(Collected data)
┄┄┄┄┄┄┄┄┄┄

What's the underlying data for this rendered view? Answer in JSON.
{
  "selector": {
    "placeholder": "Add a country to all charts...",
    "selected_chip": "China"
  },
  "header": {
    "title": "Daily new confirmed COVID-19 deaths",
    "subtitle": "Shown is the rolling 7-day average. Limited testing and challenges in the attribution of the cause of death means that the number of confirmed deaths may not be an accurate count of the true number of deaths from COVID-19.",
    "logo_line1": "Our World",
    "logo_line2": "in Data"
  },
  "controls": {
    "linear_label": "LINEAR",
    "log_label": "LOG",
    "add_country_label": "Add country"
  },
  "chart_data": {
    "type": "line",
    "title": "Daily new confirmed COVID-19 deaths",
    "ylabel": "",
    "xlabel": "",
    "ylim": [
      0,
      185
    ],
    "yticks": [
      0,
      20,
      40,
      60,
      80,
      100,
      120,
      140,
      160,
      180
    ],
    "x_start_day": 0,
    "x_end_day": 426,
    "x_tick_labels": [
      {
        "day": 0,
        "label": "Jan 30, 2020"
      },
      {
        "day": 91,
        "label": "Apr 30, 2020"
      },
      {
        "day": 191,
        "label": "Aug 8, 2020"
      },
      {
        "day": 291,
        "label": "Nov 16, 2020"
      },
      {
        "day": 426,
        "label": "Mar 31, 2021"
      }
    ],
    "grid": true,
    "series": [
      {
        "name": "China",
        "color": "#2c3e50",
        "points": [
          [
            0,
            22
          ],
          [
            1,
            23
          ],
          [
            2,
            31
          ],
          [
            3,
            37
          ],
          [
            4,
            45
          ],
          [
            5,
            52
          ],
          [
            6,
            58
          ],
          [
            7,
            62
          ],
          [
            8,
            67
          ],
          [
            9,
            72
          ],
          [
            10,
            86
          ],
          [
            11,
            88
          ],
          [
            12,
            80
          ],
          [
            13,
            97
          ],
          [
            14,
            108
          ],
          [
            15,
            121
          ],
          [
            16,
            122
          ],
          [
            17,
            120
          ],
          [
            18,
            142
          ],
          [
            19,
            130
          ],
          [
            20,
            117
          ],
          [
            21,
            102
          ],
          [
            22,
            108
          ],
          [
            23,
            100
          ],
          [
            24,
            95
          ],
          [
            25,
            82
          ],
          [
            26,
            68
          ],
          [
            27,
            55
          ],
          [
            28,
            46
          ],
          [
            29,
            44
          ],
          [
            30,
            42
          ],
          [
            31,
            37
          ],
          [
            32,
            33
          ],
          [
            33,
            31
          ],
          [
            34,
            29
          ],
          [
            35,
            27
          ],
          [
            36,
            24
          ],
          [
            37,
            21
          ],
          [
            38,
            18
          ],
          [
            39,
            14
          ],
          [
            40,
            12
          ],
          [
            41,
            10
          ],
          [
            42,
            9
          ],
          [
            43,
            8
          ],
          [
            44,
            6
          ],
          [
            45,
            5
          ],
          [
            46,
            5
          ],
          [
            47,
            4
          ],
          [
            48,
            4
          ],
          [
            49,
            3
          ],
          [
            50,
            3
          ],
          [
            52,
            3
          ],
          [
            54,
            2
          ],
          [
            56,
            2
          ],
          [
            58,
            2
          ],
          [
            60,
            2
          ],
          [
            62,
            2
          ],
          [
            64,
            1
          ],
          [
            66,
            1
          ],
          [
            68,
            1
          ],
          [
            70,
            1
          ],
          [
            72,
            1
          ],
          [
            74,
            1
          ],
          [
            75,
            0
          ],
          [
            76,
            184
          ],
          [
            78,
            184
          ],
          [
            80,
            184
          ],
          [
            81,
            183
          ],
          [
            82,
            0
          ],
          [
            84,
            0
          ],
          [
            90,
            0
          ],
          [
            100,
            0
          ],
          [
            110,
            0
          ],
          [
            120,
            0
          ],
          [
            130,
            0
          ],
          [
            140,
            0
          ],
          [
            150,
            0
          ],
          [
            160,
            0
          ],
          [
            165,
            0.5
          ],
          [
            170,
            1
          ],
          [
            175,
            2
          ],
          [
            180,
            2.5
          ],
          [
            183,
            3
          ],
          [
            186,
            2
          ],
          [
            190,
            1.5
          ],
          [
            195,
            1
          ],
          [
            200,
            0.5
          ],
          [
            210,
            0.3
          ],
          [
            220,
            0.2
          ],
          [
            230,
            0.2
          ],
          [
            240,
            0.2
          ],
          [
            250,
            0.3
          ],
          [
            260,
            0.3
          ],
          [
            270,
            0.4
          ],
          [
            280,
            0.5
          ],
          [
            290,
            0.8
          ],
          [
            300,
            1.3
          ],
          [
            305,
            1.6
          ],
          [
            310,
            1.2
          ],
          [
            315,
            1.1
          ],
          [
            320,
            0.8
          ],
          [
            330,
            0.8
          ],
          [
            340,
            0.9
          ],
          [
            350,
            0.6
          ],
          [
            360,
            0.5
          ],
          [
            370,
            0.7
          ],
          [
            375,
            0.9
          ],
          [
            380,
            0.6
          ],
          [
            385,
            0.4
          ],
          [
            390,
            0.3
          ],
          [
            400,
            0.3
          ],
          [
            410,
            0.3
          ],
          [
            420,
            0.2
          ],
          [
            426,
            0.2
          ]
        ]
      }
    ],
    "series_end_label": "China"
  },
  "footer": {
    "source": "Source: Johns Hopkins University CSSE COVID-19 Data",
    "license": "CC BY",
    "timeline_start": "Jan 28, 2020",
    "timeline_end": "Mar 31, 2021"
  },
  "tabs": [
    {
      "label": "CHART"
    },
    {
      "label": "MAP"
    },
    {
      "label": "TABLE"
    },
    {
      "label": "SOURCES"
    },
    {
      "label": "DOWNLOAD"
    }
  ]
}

┄┄┄┄┄┄┄┄┄┄

◆ **Given task**
Out of the material above, gather each line where "COVID" appears.

◆ **Completed exercise**
    "title": "Daily new confirmed COVID-19 deaths",
    "subtitle": "Shown is the rolling 7-day average. Limited testing and challenges in the attribution of the cause of death means that the number of confirmed deaths may not be an accurate count of the true number of deaths from COVID-19.",
    "title": "Daily new confirmed COVID-19 deaths",
    "source": "Source: Johns Hopkins University CSSE COVID-19 Data",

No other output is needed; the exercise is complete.